_WHAT NEEDS TO BE DONE_
Output all of the entries below precisely as written.

(Dataset items)
-------------------------

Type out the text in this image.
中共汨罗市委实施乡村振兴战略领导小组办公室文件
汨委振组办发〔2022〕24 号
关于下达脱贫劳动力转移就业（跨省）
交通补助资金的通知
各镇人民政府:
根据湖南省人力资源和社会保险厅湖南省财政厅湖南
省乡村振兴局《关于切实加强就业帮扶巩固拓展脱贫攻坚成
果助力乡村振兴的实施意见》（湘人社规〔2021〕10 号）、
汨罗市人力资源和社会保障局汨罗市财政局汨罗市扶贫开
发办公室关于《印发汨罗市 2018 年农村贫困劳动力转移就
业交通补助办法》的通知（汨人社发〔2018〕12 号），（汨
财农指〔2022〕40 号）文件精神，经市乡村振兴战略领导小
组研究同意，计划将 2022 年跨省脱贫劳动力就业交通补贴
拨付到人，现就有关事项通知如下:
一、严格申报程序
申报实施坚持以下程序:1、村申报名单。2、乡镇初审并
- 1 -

-------------------------

_OUTPUT BELOW_
Type out the text in this image.
中共汨罗市委实施乡村振兴战略领导小组办公室文件
汨委振组办发〔2022〕24 号
关于下达脱贫劳动力转移就业（跨省）
交通补助资金的通知
各镇人民政府:
根据湖南省人力资源和社会保险厅湖南省财政厅湖南
省乡村振兴局《关于切实加强就业帮扶巩固拓展脱贫攻坚成
果助力乡村振兴的实施意见》（湘人社规〔2021〕10 号）、
汨罗市人力资源和社会保障局汨罗市财政局汨罗市扶贫开
发办公室关于《印发汨罗市 2018 年农村贫困劳动力转移就
业交通补助办法》的通知（汨人社发〔2018〕12 号），（汨
财农指〔2022〕40 号）文件精神，经市乡村振兴战略领导小
组研究同意，计划将 2022 年跨省脱贫劳动力就业交通补贴
拨付到人，现就有关事项通知如下:
一、严格申报程序
申报实施坚持以下程序:1、村申报名单。2、乡镇初审并
- 1 -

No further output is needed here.